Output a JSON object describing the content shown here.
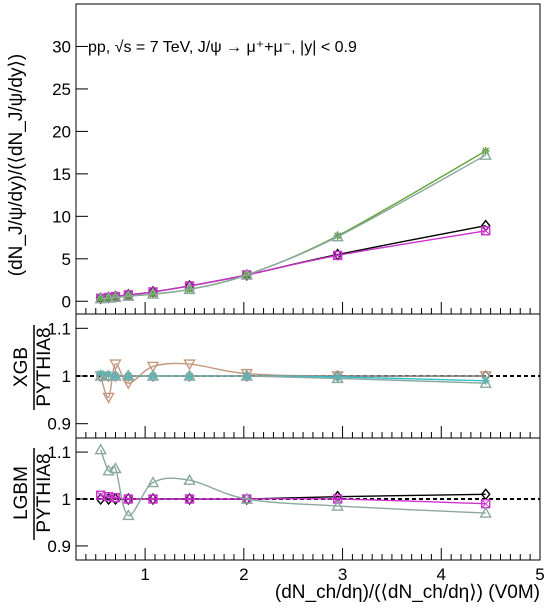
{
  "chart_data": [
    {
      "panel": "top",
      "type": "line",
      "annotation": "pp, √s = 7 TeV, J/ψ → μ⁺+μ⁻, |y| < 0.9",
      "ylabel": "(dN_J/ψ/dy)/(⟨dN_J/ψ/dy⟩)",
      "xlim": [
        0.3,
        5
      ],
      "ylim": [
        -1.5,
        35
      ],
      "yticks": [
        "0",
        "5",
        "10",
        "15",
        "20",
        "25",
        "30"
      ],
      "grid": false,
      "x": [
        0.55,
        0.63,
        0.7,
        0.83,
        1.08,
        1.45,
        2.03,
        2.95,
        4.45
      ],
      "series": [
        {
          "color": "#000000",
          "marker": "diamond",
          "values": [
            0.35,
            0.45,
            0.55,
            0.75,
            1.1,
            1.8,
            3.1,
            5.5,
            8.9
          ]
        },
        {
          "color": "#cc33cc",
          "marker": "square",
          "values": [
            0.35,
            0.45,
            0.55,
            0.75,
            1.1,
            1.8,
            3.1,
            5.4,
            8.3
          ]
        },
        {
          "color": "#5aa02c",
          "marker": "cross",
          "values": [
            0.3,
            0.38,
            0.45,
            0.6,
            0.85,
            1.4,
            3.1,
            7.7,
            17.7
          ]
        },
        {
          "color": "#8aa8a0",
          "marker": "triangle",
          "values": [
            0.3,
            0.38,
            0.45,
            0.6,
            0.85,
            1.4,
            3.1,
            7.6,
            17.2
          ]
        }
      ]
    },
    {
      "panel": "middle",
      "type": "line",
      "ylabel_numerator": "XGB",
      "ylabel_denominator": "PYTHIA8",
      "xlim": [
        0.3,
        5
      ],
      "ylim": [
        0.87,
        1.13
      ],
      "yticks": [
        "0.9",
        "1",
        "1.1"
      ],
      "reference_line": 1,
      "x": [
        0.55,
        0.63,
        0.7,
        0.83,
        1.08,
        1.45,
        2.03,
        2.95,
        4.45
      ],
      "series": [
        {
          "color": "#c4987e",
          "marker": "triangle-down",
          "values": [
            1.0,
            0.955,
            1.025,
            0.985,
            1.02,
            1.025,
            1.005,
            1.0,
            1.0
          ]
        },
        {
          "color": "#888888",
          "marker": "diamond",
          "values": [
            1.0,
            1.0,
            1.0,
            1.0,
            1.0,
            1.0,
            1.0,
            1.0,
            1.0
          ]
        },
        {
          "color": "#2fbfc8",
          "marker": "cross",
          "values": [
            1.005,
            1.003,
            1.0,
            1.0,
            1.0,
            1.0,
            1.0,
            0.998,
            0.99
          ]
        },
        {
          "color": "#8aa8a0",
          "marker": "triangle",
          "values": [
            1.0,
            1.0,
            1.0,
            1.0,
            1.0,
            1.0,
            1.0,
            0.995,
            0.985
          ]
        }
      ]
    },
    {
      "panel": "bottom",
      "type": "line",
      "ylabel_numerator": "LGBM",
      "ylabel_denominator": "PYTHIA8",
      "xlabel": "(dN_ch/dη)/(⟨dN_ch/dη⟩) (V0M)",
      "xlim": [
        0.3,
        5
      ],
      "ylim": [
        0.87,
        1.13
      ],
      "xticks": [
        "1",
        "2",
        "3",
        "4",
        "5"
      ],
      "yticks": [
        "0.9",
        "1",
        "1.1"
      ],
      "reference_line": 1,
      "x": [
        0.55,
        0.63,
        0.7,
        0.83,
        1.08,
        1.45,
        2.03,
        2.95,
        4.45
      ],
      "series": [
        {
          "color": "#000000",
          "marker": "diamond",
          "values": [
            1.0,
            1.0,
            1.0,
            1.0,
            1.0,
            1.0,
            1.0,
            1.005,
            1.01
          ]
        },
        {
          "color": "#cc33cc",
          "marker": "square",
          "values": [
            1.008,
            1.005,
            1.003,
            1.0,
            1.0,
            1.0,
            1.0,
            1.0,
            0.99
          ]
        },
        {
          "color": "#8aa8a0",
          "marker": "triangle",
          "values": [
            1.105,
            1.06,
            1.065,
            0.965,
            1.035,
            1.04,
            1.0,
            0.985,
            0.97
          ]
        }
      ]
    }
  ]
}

------

AIM
Repeat the material above verbatim, with no pictures in the output.

THE REPLY
Output a JSON object describing the content shown here.
{
  "chart_data": [
    {
      "panel": "top",
      "type": "line",
      "annotation": "pp, √s = 7 TeV, J/ψ → μ⁺+μ⁻, |y| < 0.9",
      "ylabel": "(dN_J/ψ/dy)/(⟨dN_J/ψ/dy⟩)",
      "xlim": [
        0.3,
        5
      ],
      "ylim": [
        -1.5,
        35
      ],
      "yticks": [
        "0",
        "5",
        "10",
        "15",
        "20",
        "25",
        "30"
      ],
      "grid": false,
      "x": [
        0.55,
        0.63,
        0.7,
        0.83,
        1.08,
        1.45,
        2.03,
        2.95,
        4.45
      ],
      "series": [
        {
          "color": "#000000",
          "marker": "diamond",
          "values": [
            0.35,
            0.45,
            0.55,
            0.75,
            1.1,
            1.8,
            3.1,
            5.5,
            8.9
          ]
        },
        {
          "color": "#cc33cc",
          "marker": "square",
          "values": [
            0.35,
            0.45,
            0.55,
            0.75,
            1.1,
            1.8,
            3.1,
            5.4,
            8.3
          ]
        },
        {
          "color": "#5aa02c",
          "marker": "cross",
          "values": [
            0.3,
            0.38,
            0.45,
            0.6,
            0.85,
            1.4,
            3.1,
            7.7,
            17.7
          ]
        },
        {
          "color": "#8aa8a0",
          "marker": "triangle",
          "values": [
            0.3,
            0.38,
            0.45,
            0.6,
            0.85,
            1.4,
            3.1,
            7.6,
            17.2
          ]
        }
      ]
    },
    {
      "panel": "middle",
      "type": "line",
      "ylabel_numerator": "XGB",
      "ylabel_denominator": "PYTHIA8",
      "xlim": [
        0.3,
        5
      ],
      "ylim": [
        0.87,
        1.13
      ],
      "yticks": [
        "0.9",
        "1",
        "1.1"
      ],
      "reference_line": 1,
      "x": [
        0.55,
        0.63,
        0.7,
        0.83,
        1.08,
        1.45,
        2.03,
        2.95,
        4.45
      ],
      "series": [
        {
          "color": "#c4987e",
          "marker": "triangle-down",
          "values": [
            1.0,
            0.955,
            1.025,
            0.985,
            1.02,
            1.025,
            1.005,
            1.0,
            1.0
          ]
        },
        {
          "color": "#888888",
          "marker": "diamond",
          "values": [
            1.0,
            1.0,
            1.0,
            1.0,
            1.0,
            1.0,
            1.0,
            1.0,
            1.0
          ]
        },
        {
          "color": "#2fbfc8",
          "marker": "cross",
          "values": [
            1.005,
            1.003,
            1.0,
            1.0,
            1.0,
            1.0,
            1.0,
            0.998,
            0.99
          ]
        },
        {
          "color": "#8aa8a0",
          "marker": "triangle",
          "values": [
            1.0,
            1.0,
            1.0,
            1.0,
            1.0,
            1.0,
            1.0,
            0.995,
            0.985
          ]
        }
      ]
    },
    {
      "panel": "bottom",
      "type": "line",
      "ylabel_numerator": "LGBM",
      "ylabel_denominator": "PYTHIA8",
      "xlabel": "(dN_ch/dη)/(⟨dN_ch/dη⟩) (V0M)",
      "xlim": [
        0.3,
        5
      ],
      "ylim": [
        0.87,
        1.13
      ],
      "xticks": [
        "1",
        "2",
        "3",
        "4",
        "5"
      ],
      "yticks": [
        "0.9",
        "1",
        "1.1"
      ],
      "reference_line": 1,
      "x": [
        0.55,
        0.63,
        0.7,
        0.83,
        1.08,
        1.45,
        2.03,
        2.95,
        4.45
      ],
      "series": [
        {
          "color": "#000000",
          "marker": "diamond",
          "values": [
            1.0,
            1.0,
            1.0,
            1.0,
            1.0,
            1.0,
            1.0,
            1.005,
            1.01
          ]
        },
        {
          "color": "#cc33cc",
          "marker": "square",
          "values": [
            1.008,
            1.005,
            1.003,
            1.0,
            1.0,
            1.0,
            1.0,
            1.0,
            0.99
          ]
        },
        {
          "color": "#8aa8a0",
          "marker": "triangle",
          "values": [
            1.105,
            1.06,
            1.065,
            0.965,
            1.035,
            1.04,
            1.0,
            0.985,
            0.97
          ]
        }
      ]
    }
  ]
}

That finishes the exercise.